[Task directions]
Reproduce all lines of the listing below in which the word "ménages" occurs.

─── Items ───

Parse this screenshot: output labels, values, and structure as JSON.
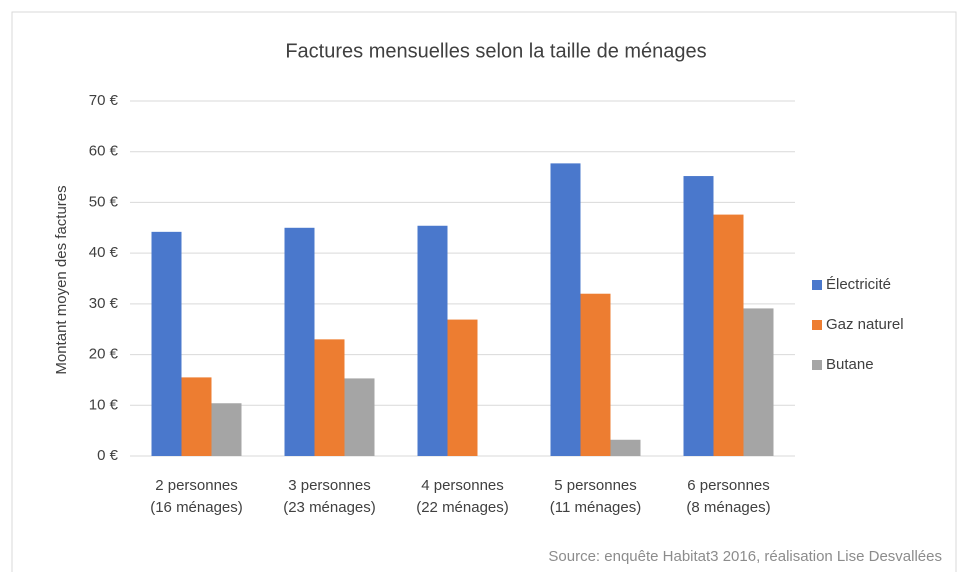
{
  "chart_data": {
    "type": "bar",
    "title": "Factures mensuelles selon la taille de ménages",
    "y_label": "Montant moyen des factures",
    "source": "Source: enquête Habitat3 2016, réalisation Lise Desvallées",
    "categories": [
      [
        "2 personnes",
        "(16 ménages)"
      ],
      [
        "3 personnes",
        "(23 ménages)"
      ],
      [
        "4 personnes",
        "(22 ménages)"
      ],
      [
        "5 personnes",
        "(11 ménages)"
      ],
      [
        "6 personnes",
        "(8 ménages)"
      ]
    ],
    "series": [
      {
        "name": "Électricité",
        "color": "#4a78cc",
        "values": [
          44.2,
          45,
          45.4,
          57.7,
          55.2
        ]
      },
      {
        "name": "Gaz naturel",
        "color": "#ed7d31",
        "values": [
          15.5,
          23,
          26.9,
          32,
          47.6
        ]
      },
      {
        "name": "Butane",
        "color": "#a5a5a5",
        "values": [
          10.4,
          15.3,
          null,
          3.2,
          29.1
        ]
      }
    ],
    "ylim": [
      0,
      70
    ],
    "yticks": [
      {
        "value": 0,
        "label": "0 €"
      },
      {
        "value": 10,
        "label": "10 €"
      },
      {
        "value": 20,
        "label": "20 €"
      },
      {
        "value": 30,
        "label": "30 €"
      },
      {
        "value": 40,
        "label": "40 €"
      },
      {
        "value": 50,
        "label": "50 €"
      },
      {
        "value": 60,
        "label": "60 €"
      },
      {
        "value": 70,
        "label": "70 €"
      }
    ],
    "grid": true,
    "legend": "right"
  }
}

───

[Finished answer]
    "title": "Factures mensuelles selon la taille de ménages",
        "(16 ménages)"
        "(23 ménages)"
        "(22 ménages)"
        "(11 ménages)"
        "(8 ménages)"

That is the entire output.